Written instruction
Transcribe every line exactly. Leave the pictures behind.

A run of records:

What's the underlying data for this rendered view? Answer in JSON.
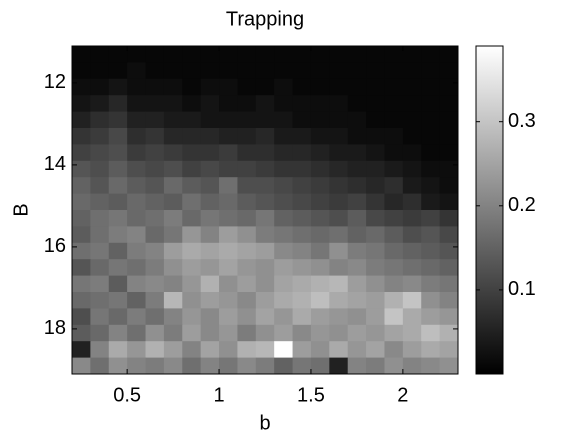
{
  "chart_data": {
    "type": "heatmap",
    "title": "Trapping",
    "x_label": "b",
    "y_label": "B",
    "x": [
      0.25,
      0.35,
      0.45,
      0.55,
      0.65,
      0.75,
      0.85,
      0.95,
      1.05,
      1.15,
      1.25,
      1.35,
      1.45,
      1.55,
      1.65,
      1.75,
      1.85,
      1.95,
      2.05,
      2.15,
      2.25
    ],
    "y": [
      11.3,
      11.7,
      12.1,
      12.5,
      12.9,
      13.3,
      13.7,
      14.1,
      14.5,
      14.9,
      15.3,
      15.7,
      16.1,
      16.5,
      16.9,
      17.3,
      17.7,
      18.1,
      18.5,
      18.9
    ],
    "z": [
      [
        0.01,
        0.01,
        0.01,
        0.01,
        0.01,
        0.01,
        0.01,
        0.01,
        0.01,
        0.01,
        0.01,
        0.01,
        0.01,
        0.01,
        0.01,
        0.01,
        0.01,
        0.01,
        0.01,
        0.01,
        0.01
      ],
      [
        0.01,
        0.01,
        0.01,
        0.02,
        0.01,
        0.01,
        0.01,
        0.01,
        0.01,
        0.01,
        0.01,
        0.01,
        0.01,
        0.01,
        0.01,
        0.01,
        0.01,
        0.01,
        0.01,
        0.01,
        0.01
      ],
      [
        0.02,
        0.02,
        0.03,
        0.02,
        0.02,
        0.02,
        0.01,
        0.02,
        0.02,
        0.01,
        0.01,
        0.02,
        0.01,
        0.01,
        0.01,
        0.01,
        0.01,
        0.01,
        0.01,
        0.01,
        0.01
      ],
      [
        0.03,
        0.04,
        0.06,
        0.03,
        0.03,
        0.03,
        0.02,
        0.03,
        0.02,
        0.02,
        0.03,
        0.02,
        0.02,
        0.02,
        0.02,
        0.01,
        0.01,
        0.01,
        0.01,
        0.01,
        0.01
      ],
      [
        0.05,
        0.07,
        0.08,
        0.05,
        0.05,
        0.04,
        0.04,
        0.03,
        0.03,
        0.03,
        0.03,
        0.03,
        0.02,
        0.02,
        0.02,
        0.02,
        0.01,
        0.01,
        0.01,
        0.01,
        0.01
      ],
      [
        0.08,
        0.09,
        0.11,
        0.07,
        0.08,
        0.06,
        0.06,
        0.06,
        0.05,
        0.05,
        0.06,
        0.04,
        0.04,
        0.03,
        0.03,
        0.02,
        0.02,
        0.02,
        0.01,
        0.01,
        0.01
      ],
      [
        0.1,
        0.11,
        0.12,
        0.09,
        0.1,
        0.09,
        0.08,
        0.08,
        0.09,
        0.07,
        0.07,
        0.06,
        0.06,
        0.05,
        0.04,
        0.04,
        0.03,
        0.02,
        0.02,
        0.01,
        0.01
      ],
      [
        0.13,
        0.12,
        0.14,
        0.12,
        0.11,
        0.12,
        0.1,
        0.11,
        0.1,
        0.1,
        0.09,
        0.08,
        0.08,
        0.07,
        0.06,
        0.05,
        0.05,
        0.04,
        0.03,
        0.02,
        0.02
      ],
      [
        0.15,
        0.13,
        0.16,
        0.14,
        0.13,
        0.16,
        0.14,
        0.13,
        0.17,
        0.12,
        0.12,
        0.11,
        0.1,
        0.09,
        0.08,
        0.07,
        0.06,
        0.07,
        0.04,
        0.03,
        0.02
      ],
      [
        0.16,
        0.15,
        0.14,
        0.16,
        0.15,
        0.14,
        0.17,
        0.15,
        0.16,
        0.14,
        0.13,
        0.12,
        0.11,
        0.1,
        0.09,
        0.1,
        0.08,
        0.06,
        0.07,
        0.04,
        0.03
      ],
      [
        0.15,
        0.17,
        0.18,
        0.16,
        0.17,
        0.19,
        0.16,
        0.18,
        0.17,
        0.16,
        0.18,
        0.15,
        0.14,
        0.13,
        0.12,
        0.14,
        0.11,
        0.1,
        0.09,
        0.1,
        0.08
      ],
      [
        0.14,
        0.17,
        0.19,
        0.2,
        0.16,
        0.18,
        0.23,
        0.2,
        0.24,
        0.22,
        0.19,
        0.18,
        0.17,
        0.16,
        0.17,
        0.15,
        0.16,
        0.14,
        0.12,
        0.13,
        0.11
      ],
      [
        0.17,
        0.18,
        0.15,
        0.19,
        0.2,
        0.24,
        0.26,
        0.25,
        0.26,
        0.25,
        0.24,
        0.21,
        0.2,
        0.18,
        0.22,
        0.19,
        0.18,
        0.16,
        0.15,
        0.14,
        0.13
      ],
      [
        0.13,
        0.16,
        0.18,
        0.17,
        0.19,
        0.22,
        0.24,
        0.23,
        0.25,
        0.23,
        0.22,
        0.24,
        0.23,
        0.22,
        0.2,
        0.21,
        0.19,
        0.18,
        0.17,
        0.16,
        0.15
      ],
      [
        0.18,
        0.19,
        0.14,
        0.2,
        0.21,
        0.2,
        0.23,
        0.27,
        0.22,
        0.24,
        0.22,
        0.25,
        0.26,
        0.27,
        0.28,
        0.24,
        0.22,
        0.2,
        0.21,
        0.19,
        0.18
      ],
      [
        0.16,
        0.17,
        0.18,
        0.15,
        0.19,
        0.28,
        0.22,
        0.24,
        0.23,
        0.21,
        0.24,
        0.26,
        0.27,
        0.29,
        0.26,
        0.25,
        0.24,
        0.27,
        0.3,
        0.22,
        0.2
      ],
      [
        0.12,
        0.18,
        0.16,
        0.19,
        0.17,
        0.2,
        0.23,
        0.21,
        0.24,
        0.22,
        0.25,
        0.23,
        0.26,
        0.24,
        0.23,
        0.22,
        0.24,
        0.3,
        0.26,
        0.24,
        0.23
      ],
      [
        0.14,
        0.16,
        0.2,
        0.17,
        0.22,
        0.19,
        0.24,
        0.21,
        0.23,
        0.19,
        0.22,
        0.24,
        0.21,
        0.23,
        0.22,
        0.24,
        0.23,
        0.25,
        0.26,
        0.29,
        0.27
      ],
      [
        0.05,
        0.2,
        0.26,
        0.23,
        0.27,
        0.24,
        0.2,
        0.25,
        0.22,
        0.27,
        0.28,
        0.39,
        0.24,
        0.22,
        0.26,
        0.23,
        0.25,
        0.21,
        0.24,
        0.26,
        0.25
      ],
      [
        0.21,
        0.17,
        0.22,
        0.2,
        0.19,
        0.21,
        0.17,
        0.2,
        0.18,
        0.21,
        0.19,
        0.15,
        0.18,
        0.17,
        0.05,
        0.2,
        0.19,
        0.22,
        0.2,
        0.21,
        0.22
      ]
    ],
    "xlim": [
      0.2,
      2.3
    ],
    "ylim": [
      11.1,
      19.1
    ],
    "y_direction": "reverse",
    "xticks": [
      0.5,
      1,
      1.5,
      2
    ],
    "yticks": [
      12,
      14,
      16,
      18
    ],
    "colormap": "gray",
    "clim": [
      0,
      0.39
    ],
    "cticks": [
      0.1,
      0.2,
      0.3
    ]
  }
}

Exercise solution
What's the underlying data for this rendered view? Answer in JSON.
{
  "chart_data": {
    "type": "heatmap",
    "title": "Trapping",
    "x_label": "b",
    "y_label": "B",
    "x": [
      0.25,
      0.35,
      0.45,
      0.55,
      0.65,
      0.75,
      0.85,
      0.95,
      1.05,
      1.15,
      1.25,
      1.35,
      1.45,
      1.55,
      1.65,
      1.75,
      1.85,
      1.95,
      2.05,
      2.15,
      2.25
    ],
    "y": [
      11.3,
      11.7,
      12.1,
      12.5,
      12.9,
      13.3,
      13.7,
      14.1,
      14.5,
      14.9,
      15.3,
      15.7,
      16.1,
      16.5,
      16.9,
      17.3,
      17.7,
      18.1,
      18.5,
      18.9
    ],
    "z": [
      [
        0.01,
        0.01,
        0.01,
        0.01,
        0.01,
        0.01,
        0.01,
        0.01,
        0.01,
        0.01,
        0.01,
        0.01,
        0.01,
        0.01,
        0.01,
        0.01,
        0.01,
        0.01,
        0.01,
        0.01,
        0.01
      ],
      [
        0.01,
        0.01,
        0.01,
        0.02,
        0.01,
        0.01,
        0.01,
        0.01,
        0.01,
        0.01,
        0.01,
        0.01,
        0.01,
        0.01,
        0.01,
        0.01,
        0.01,
        0.01,
        0.01,
        0.01,
        0.01
      ],
      [
        0.02,
        0.02,
        0.03,
        0.02,
        0.02,
        0.02,
        0.01,
        0.02,
        0.02,
        0.01,
        0.01,
        0.02,
        0.01,
        0.01,
        0.01,
        0.01,
        0.01,
        0.01,
        0.01,
        0.01,
        0.01
      ],
      [
        0.03,
        0.04,
        0.06,
        0.03,
        0.03,
        0.03,
        0.02,
        0.03,
        0.02,
        0.02,
        0.03,
        0.02,
        0.02,
        0.02,
        0.02,
        0.01,
        0.01,
        0.01,
        0.01,
        0.01,
        0.01
      ],
      [
        0.05,
        0.07,
        0.08,
        0.05,
        0.05,
        0.04,
        0.04,
        0.03,
        0.03,
        0.03,
        0.03,
        0.03,
        0.02,
        0.02,
        0.02,
        0.02,
        0.01,
        0.01,
        0.01,
        0.01,
        0.01
      ],
      [
        0.08,
        0.09,
        0.11,
        0.07,
        0.08,
        0.06,
        0.06,
        0.06,
        0.05,
        0.05,
        0.06,
        0.04,
        0.04,
        0.03,
        0.03,
        0.02,
        0.02,
        0.02,
        0.01,
        0.01,
        0.01
      ],
      [
        0.1,
        0.11,
        0.12,
        0.09,
        0.1,
        0.09,
        0.08,
        0.08,
        0.09,
        0.07,
        0.07,
        0.06,
        0.06,
        0.05,
        0.04,
        0.04,
        0.03,
        0.02,
        0.02,
        0.01,
        0.01
      ],
      [
        0.13,
        0.12,
        0.14,
        0.12,
        0.11,
        0.12,
        0.1,
        0.11,
        0.1,
        0.1,
        0.09,
        0.08,
        0.08,
        0.07,
        0.06,
        0.05,
        0.05,
        0.04,
        0.03,
        0.02,
        0.02
      ],
      [
        0.15,
        0.13,
        0.16,
        0.14,
        0.13,
        0.16,
        0.14,
        0.13,
        0.17,
        0.12,
        0.12,
        0.11,
        0.1,
        0.09,
        0.08,
        0.07,
        0.06,
        0.07,
        0.04,
        0.03,
        0.02
      ],
      [
        0.16,
        0.15,
        0.14,
        0.16,
        0.15,
        0.14,
        0.17,
        0.15,
        0.16,
        0.14,
        0.13,
        0.12,
        0.11,
        0.1,
        0.09,
        0.1,
        0.08,
        0.06,
        0.07,
        0.04,
        0.03
      ],
      [
        0.15,
        0.17,
        0.18,
        0.16,
        0.17,
        0.19,
        0.16,
        0.18,
        0.17,
        0.16,
        0.18,
        0.15,
        0.14,
        0.13,
        0.12,
        0.14,
        0.11,
        0.1,
        0.09,
        0.1,
        0.08
      ],
      [
        0.14,
        0.17,
        0.19,
        0.2,
        0.16,
        0.18,
        0.23,
        0.2,
        0.24,
        0.22,
        0.19,
        0.18,
        0.17,
        0.16,
        0.17,
        0.15,
        0.16,
        0.14,
        0.12,
        0.13,
        0.11
      ],
      [
        0.17,
        0.18,
        0.15,
        0.19,
        0.2,
        0.24,
        0.26,
        0.25,
        0.26,
        0.25,
        0.24,
        0.21,
        0.2,
        0.18,
        0.22,
        0.19,
        0.18,
        0.16,
        0.15,
        0.14,
        0.13
      ],
      [
        0.13,
        0.16,
        0.18,
        0.17,
        0.19,
        0.22,
        0.24,
        0.23,
        0.25,
        0.23,
        0.22,
        0.24,
        0.23,
        0.22,
        0.2,
        0.21,
        0.19,
        0.18,
        0.17,
        0.16,
        0.15
      ],
      [
        0.18,
        0.19,
        0.14,
        0.2,
        0.21,
        0.2,
        0.23,
        0.27,
        0.22,
        0.24,
        0.22,
        0.25,
        0.26,
        0.27,
        0.28,
        0.24,
        0.22,
        0.2,
        0.21,
        0.19,
        0.18
      ],
      [
        0.16,
        0.17,
        0.18,
        0.15,
        0.19,
        0.28,
        0.22,
        0.24,
        0.23,
        0.21,
        0.24,
        0.26,
        0.27,
        0.29,
        0.26,
        0.25,
        0.24,
        0.27,
        0.3,
        0.22,
        0.2
      ],
      [
        0.12,
        0.18,
        0.16,
        0.19,
        0.17,
        0.2,
        0.23,
        0.21,
        0.24,
        0.22,
        0.25,
        0.23,
        0.26,
        0.24,
        0.23,
        0.22,
        0.24,
        0.3,
        0.26,
        0.24,
        0.23
      ],
      [
        0.14,
        0.16,
        0.2,
        0.17,
        0.22,
        0.19,
        0.24,
        0.21,
        0.23,
        0.19,
        0.22,
        0.24,
        0.21,
        0.23,
        0.22,
        0.24,
        0.23,
        0.25,
        0.26,
        0.29,
        0.27
      ],
      [
        0.05,
        0.2,
        0.26,
        0.23,
        0.27,
        0.24,
        0.2,
        0.25,
        0.22,
        0.27,
        0.28,
        0.39,
        0.24,
        0.22,
        0.26,
        0.23,
        0.25,
        0.21,
        0.24,
        0.26,
        0.25
      ],
      [
        0.21,
        0.17,
        0.22,
        0.2,
        0.19,
        0.21,
        0.17,
        0.2,
        0.18,
        0.21,
        0.19,
        0.15,
        0.18,
        0.17,
        0.05,
        0.2,
        0.19,
        0.22,
        0.2,
        0.21,
        0.22
      ]
    ],
    "xlim": [
      0.2,
      2.3
    ],
    "ylim": [
      11.1,
      19.1
    ],
    "y_direction": "reverse",
    "xticks": [
      0.5,
      1,
      1.5,
      2
    ],
    "yticks": [
      12,
      14,
      16,
      18
    ],
    "colormap": "gray",
    "clim": [
      0,
      0.39
    ],
    "cticks": [
      0.1,
      0.2,
      0.3
    ]
  }
}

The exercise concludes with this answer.